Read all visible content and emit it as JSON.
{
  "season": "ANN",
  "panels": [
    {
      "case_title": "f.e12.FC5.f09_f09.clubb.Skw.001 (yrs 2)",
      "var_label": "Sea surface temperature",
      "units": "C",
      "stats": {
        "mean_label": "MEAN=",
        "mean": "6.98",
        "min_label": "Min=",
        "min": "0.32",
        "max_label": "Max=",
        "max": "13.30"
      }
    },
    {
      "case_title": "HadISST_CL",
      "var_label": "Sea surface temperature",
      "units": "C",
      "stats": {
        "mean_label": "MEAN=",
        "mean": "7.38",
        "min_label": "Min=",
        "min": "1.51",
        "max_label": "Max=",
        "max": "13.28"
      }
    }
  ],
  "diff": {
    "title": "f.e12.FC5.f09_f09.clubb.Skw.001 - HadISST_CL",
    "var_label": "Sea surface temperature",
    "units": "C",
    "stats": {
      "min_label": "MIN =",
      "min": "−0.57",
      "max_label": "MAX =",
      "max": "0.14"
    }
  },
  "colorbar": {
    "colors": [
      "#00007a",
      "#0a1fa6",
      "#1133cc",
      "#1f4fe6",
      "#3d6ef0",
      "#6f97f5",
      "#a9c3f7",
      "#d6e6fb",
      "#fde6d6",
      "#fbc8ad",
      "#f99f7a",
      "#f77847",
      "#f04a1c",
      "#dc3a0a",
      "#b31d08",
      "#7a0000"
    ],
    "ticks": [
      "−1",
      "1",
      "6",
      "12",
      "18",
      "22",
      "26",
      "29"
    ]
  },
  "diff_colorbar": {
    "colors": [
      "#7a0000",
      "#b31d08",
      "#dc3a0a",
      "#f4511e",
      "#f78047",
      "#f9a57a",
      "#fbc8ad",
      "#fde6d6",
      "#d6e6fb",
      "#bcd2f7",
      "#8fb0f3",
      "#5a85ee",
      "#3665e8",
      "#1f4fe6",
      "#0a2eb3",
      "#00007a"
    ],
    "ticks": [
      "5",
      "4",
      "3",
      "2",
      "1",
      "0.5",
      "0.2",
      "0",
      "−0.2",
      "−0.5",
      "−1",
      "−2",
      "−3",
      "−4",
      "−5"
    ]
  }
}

+++++

The task
Here, the records must be output exactly and in full.

Task solution
Read all visible content and emit it as JSON.
{
  "season": "ANN",
  "panels": [
    {
      "case_title": "f.e12.FC5.f09_f09.clubb.Skw.001 (yrs 2)",
      "var_label": "Sea surface temperature",
      "units": "C",
      "stats": {
        "mean_label": "MEAN=",
        "mean": "6.98",
        "min_label": "Min=",
        "min": "0.32",
        "max_label": "Max=",
        "max": "13.30"
      }
    },
    {
      "case_title": "HadISST_CL",
      "var_label": "Sea surface temperature",
      "units": "C",
      "stats": {
        "mean_label": "MEAN=",
        "mean": "7.38",
        "min_label": "Min=",
        "min": "1.51",
        "max_label": "Max=",
        "max": "13.28"
      }
    }
  ],
  "diff": {
    "title": "f.e12.FC5.f09_f09.clubb.Skw.001 - HadISST_CL",
    "var_label": "Sea surface temperature",
    "units": "C",
    "stats": {
      "min_label": "MIN =",
      "min": "−0.57",
      "max_label": "MAX =",
      "max": "0.14"
    }
  },
  "colorbar": {
    "colors": [
      "#00007a",
      "#0a1fa6",
      "#1133cc",
      "#1f4fe6",
      "#3d6ef0",
      "#6f97f5",
      "#a9c3f7",
      "#d6e6fb",
      "#fde6d6",
      "#fbc8ad",
      "#f99f7a",
      "#f77847",
      "#f04a1c",
      "#dc3a0a",
      "#b31d08",
      "#7a0000"
    ],
    "ticks": [
      "−1",
      "1",
      "6",
      "12",
      "18",
      "22",
      "26",
      "29"
    ]
  },
  "diff_colorbar": {
    "colors": [
      "#7a0000",
      "#b31d08",
      "#dc3a0a",
      "#f4511e",
      "#f78047",
      "#f9a57a",
      "#fbc8ad",
      "#fde6d6",
      "#d6e6fb",
      "#bcd2f7",
      "#8fb0f3",
      "#5a85ee",
      "#3665e8",
      "#1f4fe6",
      "#0a2eb3",
      "#00007a"
    ],
    "ticks": [
      "5",
      "4",
      "3",
      "2",
      "1",
      "0.5",
      "0.2",
      "0",
      "−0.2",
      "−0.5",
      "−1",
      "−2",
      "−3",
      "−4",
      "−5"
    ]
  }
}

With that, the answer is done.